:: ENTRIES PROVIDED ::

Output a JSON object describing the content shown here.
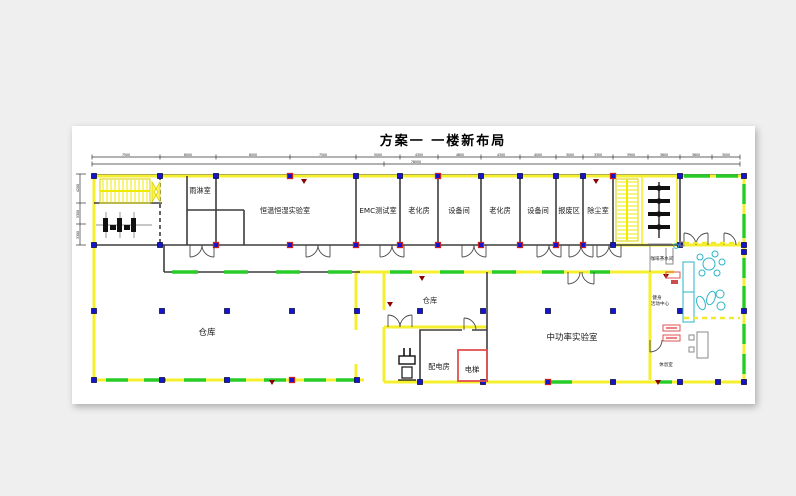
{
  "title": "方案一 一楼新布局",
  "watermark": "Autodesk",
  "rooms": {
    "rain_shower": "雨淋室",
    "climate_lab": "恒温恒湿实验室",
    "emc_lab": "EMC测试室",
    "aging_1": "老化房",
    "equipment_1": "设备间",
    "aging_2": "老化房",
    "equipment_2": "设备间",
    "scrap_area": "报废区",
    "dust_room": "除尘室",
    "warehouse_main": "仓库",
    "warehouse_small": "仓库",
    "power_distribution": "配电房",
    "elevator": "电梯",
    "mid_power_lab": "中功率实验室",
    "coffee_pantry": "咖啡茶水间",
    "fitness_center_line1": "健身",
    "fitness_center_line2": "活动中心",
    "lounge": "休息室"
  },
  "dims": {
    "top": [
      "7500",
      "6000",
      "8000",
      "7500",
      "5000",
      "4300",
      "4800",
      "4300",
      "4000",
      "3000",
      "3300",
      "3900",
      "3600",
      "3600",
      "3000"
    ],
    "top_overall": "78000",
    "left": [
      "4200",
      "3300",
      "3300"
    ]
  }
}
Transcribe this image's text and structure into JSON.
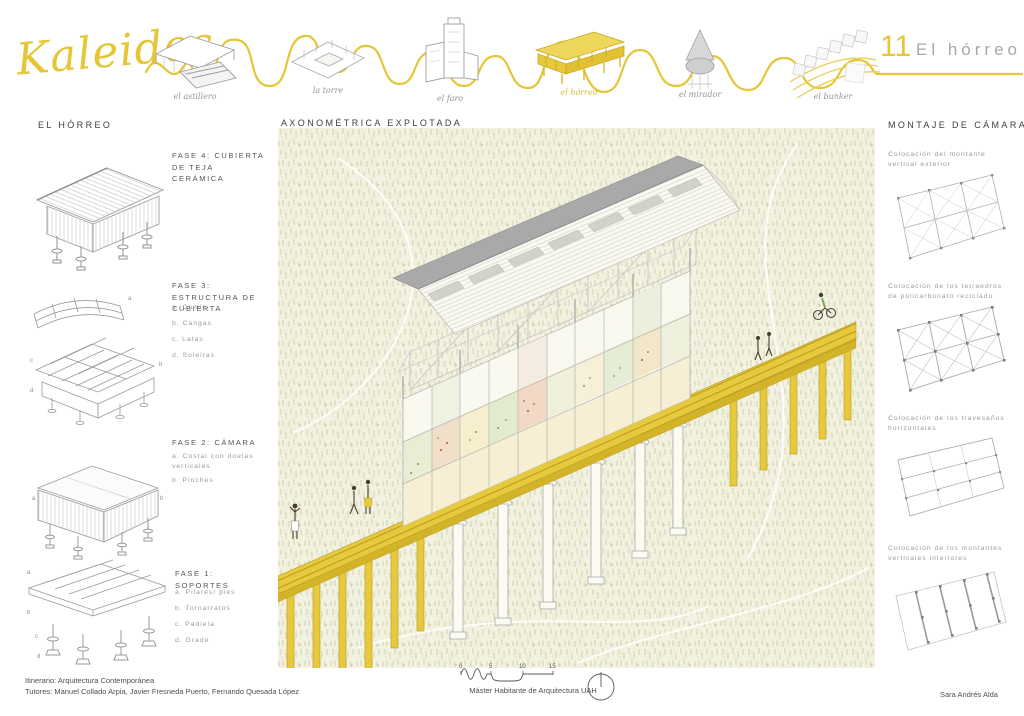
{
  "header": {
    "logo_text": "Kaleidos",
    "sheet_number": "11",
    "sheet_title": "El hórreo",
    "projects": [
      {
        "label": "el astillero",
        "highlighted": false
      },
      {
        "label": "la torre",
        "highlighted": false
      },
      {
        "label": "el faro",
        "highlighted": false
      },
      {
        "label": "el hórreo",
        "highlighted": true
      },
      {
        "label": "el mirador",
        "highlighted": false
      },
      {
        "label": "el bunker",
        "highlighted": false
      }
    ]
  },
  "left_panel": {
    "title": "EL HÓRREO",
    "phases": [
      {
        "title": "FASE 4: CUBIERTA DE TEJA CERÁMICA",
        "items": [],
        "markers": []
      },
      {
        "title": "FASE 3: ESTRUCTURA DE CUBIERTA",
        "items": [
          "a. Cumio",
          "b. Cangas",
          "c. Latas",
          "d. Soleiras"
        ],
        "markers": [
          "a",
          "b",
          "c",
          "d"
        ]
      },
      {
        "title": "FASE 2: CÁMARA",
        "items": [
          "a. Costal con doelas verticales",
          "b. Pinches"
        ],
        "markers": [
          "a",
          "b"
        ]
      },
      {
        "title": "FASE 1: SOPORTES",
        "items": [
          "a. Pilares/ pies",
          "b. Tornarratos",
          "c. Padiela",
          "d. Grade"
        ],
        "markers": [
          "a",
          "b",
          "c",
          "d"
        ]
      }
    ]
  },
  "center_panel": {
    "title": "AXONOMÉTRICA EXPLOTADA"
  },
  "right_panel": {
    "title": "MONTAJE DE CÁMARA",
    "steps": [
      {
        "caption": "Colocación del montante vertical exterior"
      },
      {
        "caption": "Colocación de los tetraedros de policarbonato reciclado"
      },
      {
        "caption": "Colocación de los travesaños horizontales"
      },
      {
        "caption": "Colocación de los montantes verticales interiores"
      }
    ]
  },
  "footer": {
    "itinerary": "Itinerario: Arquitectura Contemporánea",
    "tutors": "Tutores: Manuel Collado Arpia, Javier Fresneda Puerto, Fernando Quesada López",
    "program": "Máster Habitante de Arquitectura UAH",
    "author": "Sara Andrés Alda",
    "scale_ticks": [
      "0",
      "5",
      "10",
      "15"
    ]
  },
  "colors": {
    "accent_yellow": "#e4c636",
    "walkway_yellow": "#e7c93e",
    "roof_gray": "#a9a9a9",
    "field_base": "#f3f2e1",
    "speckle_pink": "#e2a69e"
  }
}
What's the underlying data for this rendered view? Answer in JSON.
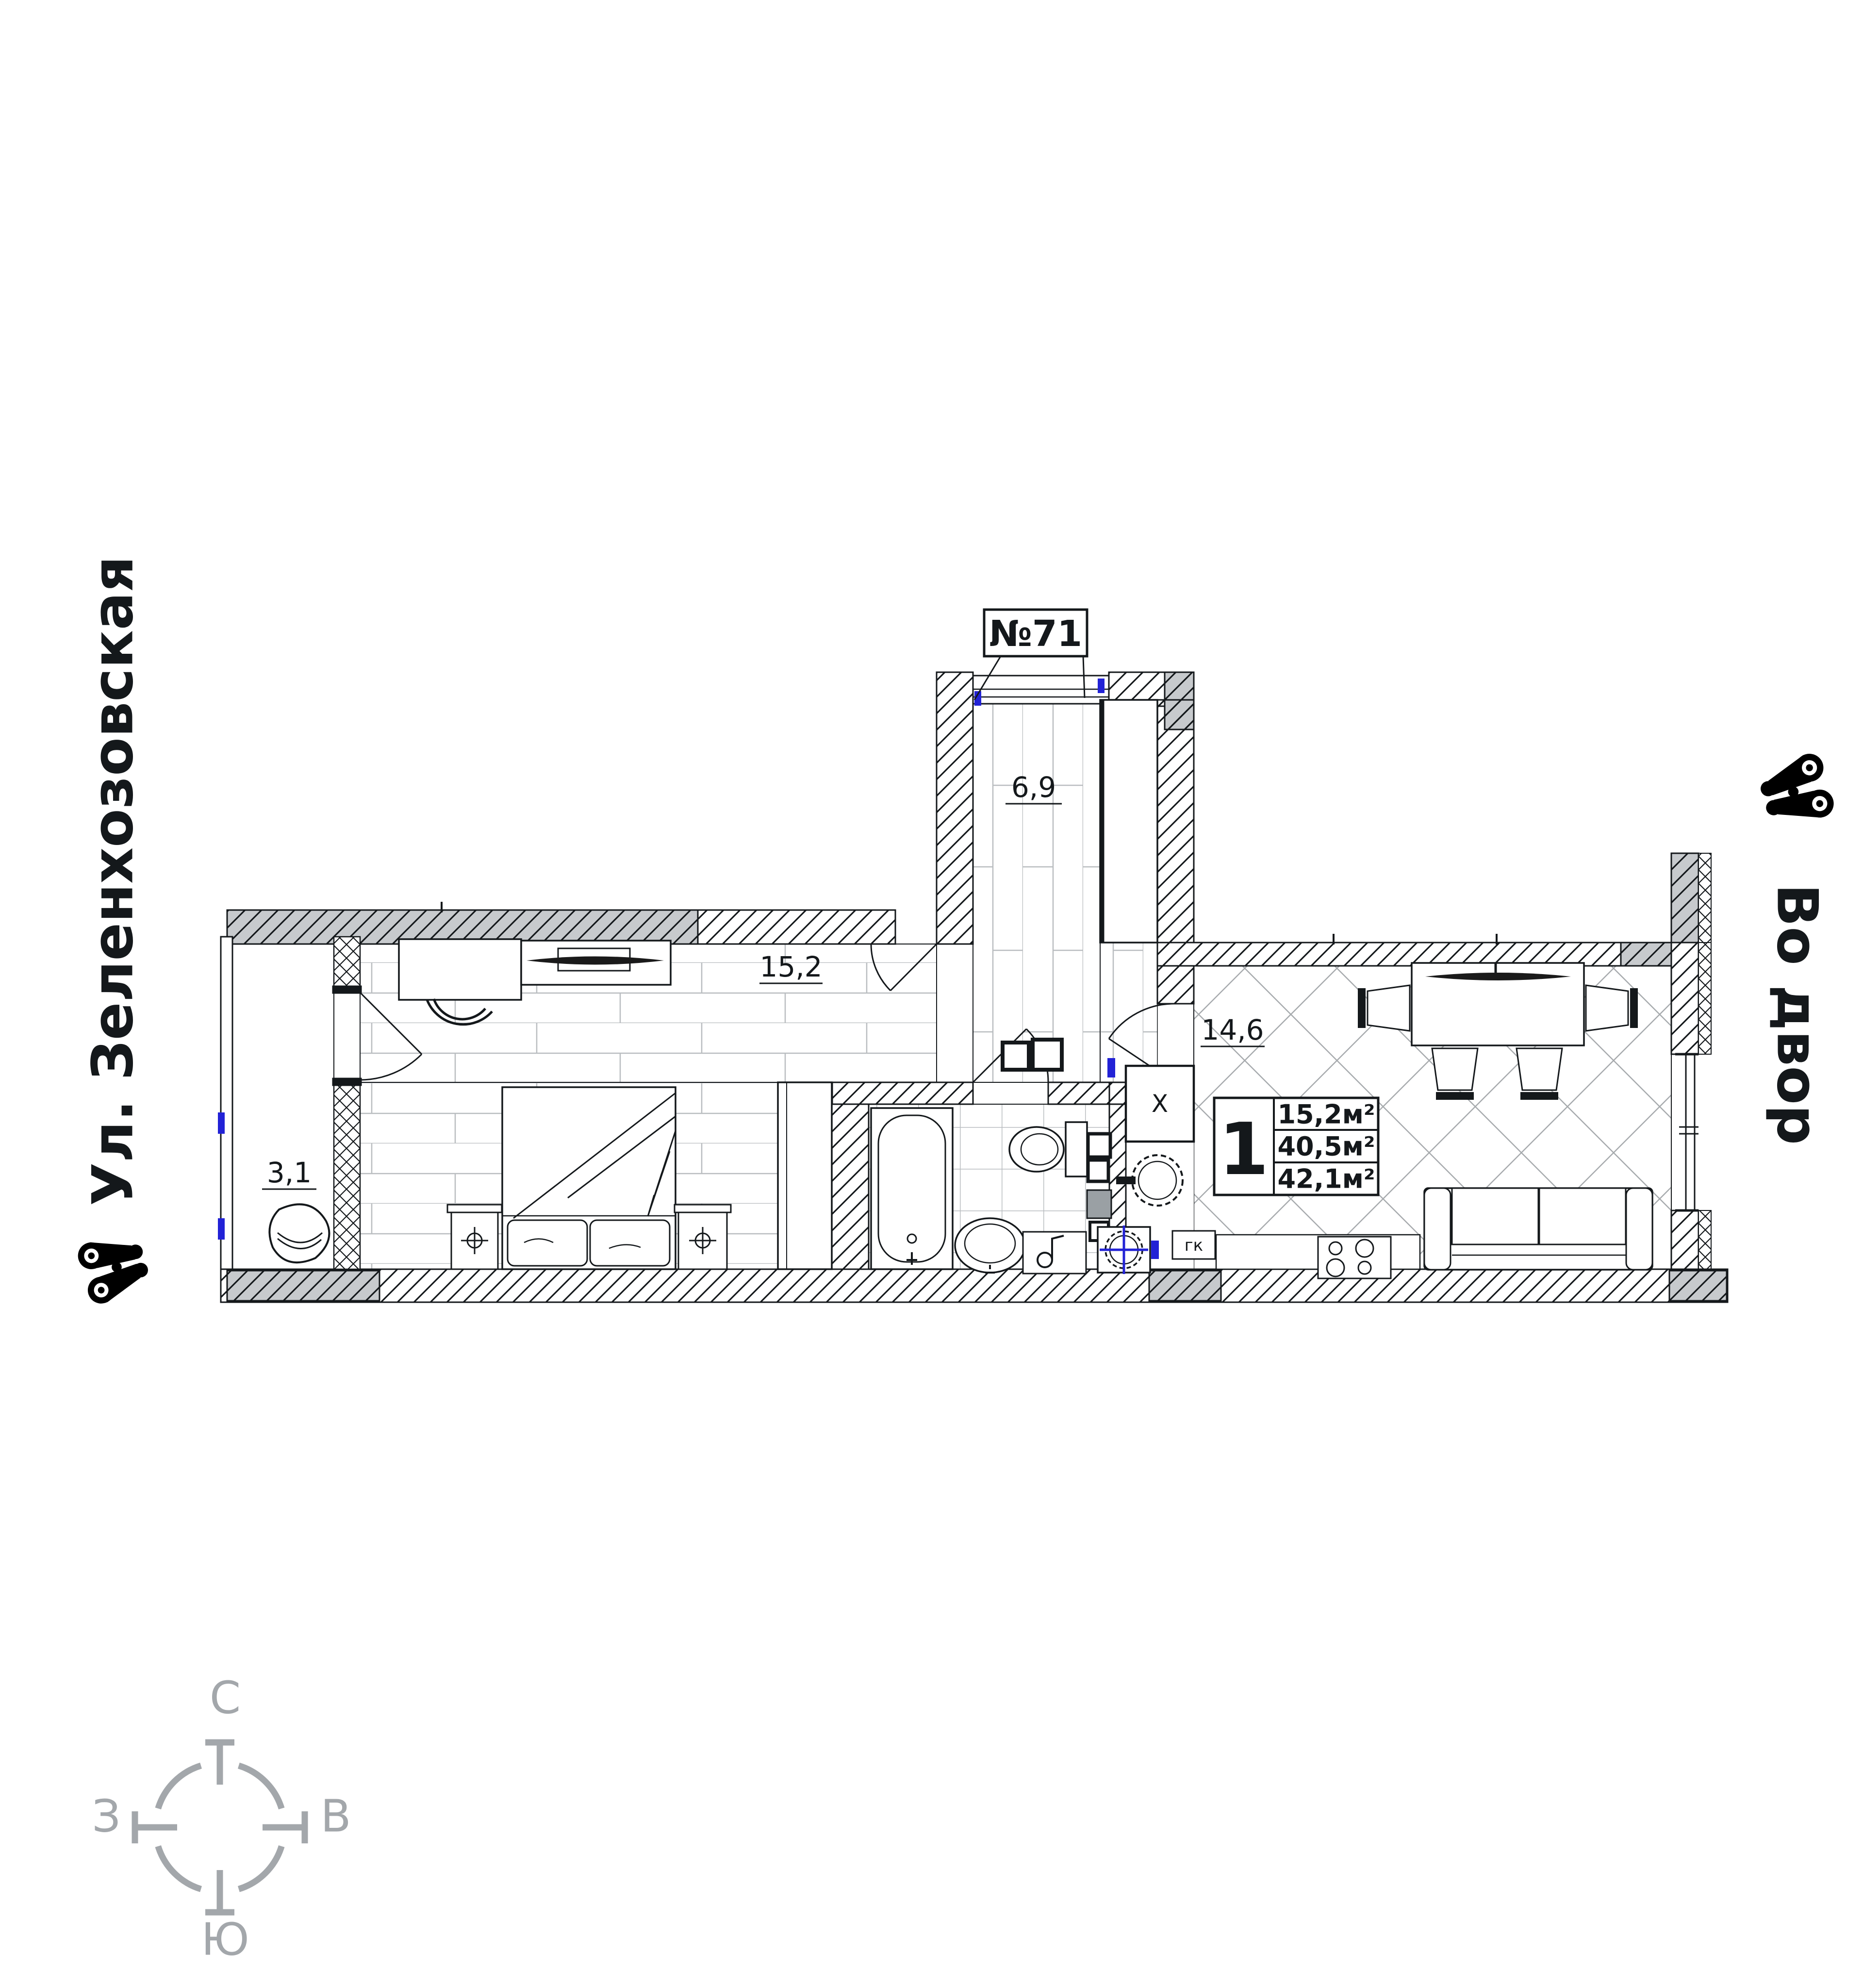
{
  "street": {
    "name": "Ул. Зеленхозовская"
  },
  "courtyard": {
    "name": "Во двор"
  },
  "apartment": {
    "number": "№71",
    "rooms": [
      {
        "key": "bedroom",
        "area": "15,2"
      },
      {
        "key": "hallway",
        "area": "6,9"
      },
      {
        "key": "kitchen_living",
        "area": "14,6"
      },
      {
        "key": "balcony",
        "area": "3,1"
      }
    ],
    "info_table": {
      "rooms_count": "1",
      "rows": [
        "15,2м²",
        "40,5м²",
        "42,1м²"
      ]
    },
    "marks": {
      "shaft": "X",
      "gas_boiler": "гк"
    }
  },
  "compass": {
    "north": "С",
    "east": "В",
    "west": "З",
    "south": "Ю"
  },
  "colors": {
    "line": "#14181b",
    "wall_gray": "#c7cacd",
    "floor_line": "#b9bdc0",
    "diamond_line": "#a7abae",
    "accent_blue": "#2222d6",
    "compass_gray": "#a3a7ab"
  }
}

:::

** EXERCISE PROMPT **
Starting at the line that contains "What's the underlying", extract each line through the last line of the material exactly as written, and include no pictures.

** THE ANSWER **
What's the underlying data for this rendered view? Answer in JSON.
{
  "street": {
    "name": "Ул. Зеленхозовская"
  },
  "courtyard": {
    "name": "Во двор"
  },
  "apartment": {
    "number": "№71",
    "rooms": [
      {
        "key": "bedroom",
        "area": "15,2"
      },
      {
        "key": "hallway",
        "area": "6,9"
      },
      {
        "key": "kitchen_living",
        "area": "14,6"
      },
      {
        "key": "balcony",
        "area": "3,1"
      }
    ],
    "info_table": {
      "rooms_count": "1",
      "rows": [
        "15,2м²",
        "40,5м²",
        "42,1м²"
      ]
    },
    "marks": {
      "shaft": "X",
      "gas_boiler": "гк"
    }
  },
  "compass": {
    "north": "С",
    "east": "В",
    "west": "З",
    "south": "Ю"
  },
  "colors": {
    "line": "#14181b",
    "wall_gray": "#c7cacd",
    "floor_line": "#b9bdc0",
    "diamond_line": "#a7abae",
    "accent_blue": "#2222d6",
    "compass_gray": "#a3a7ab"
  }
}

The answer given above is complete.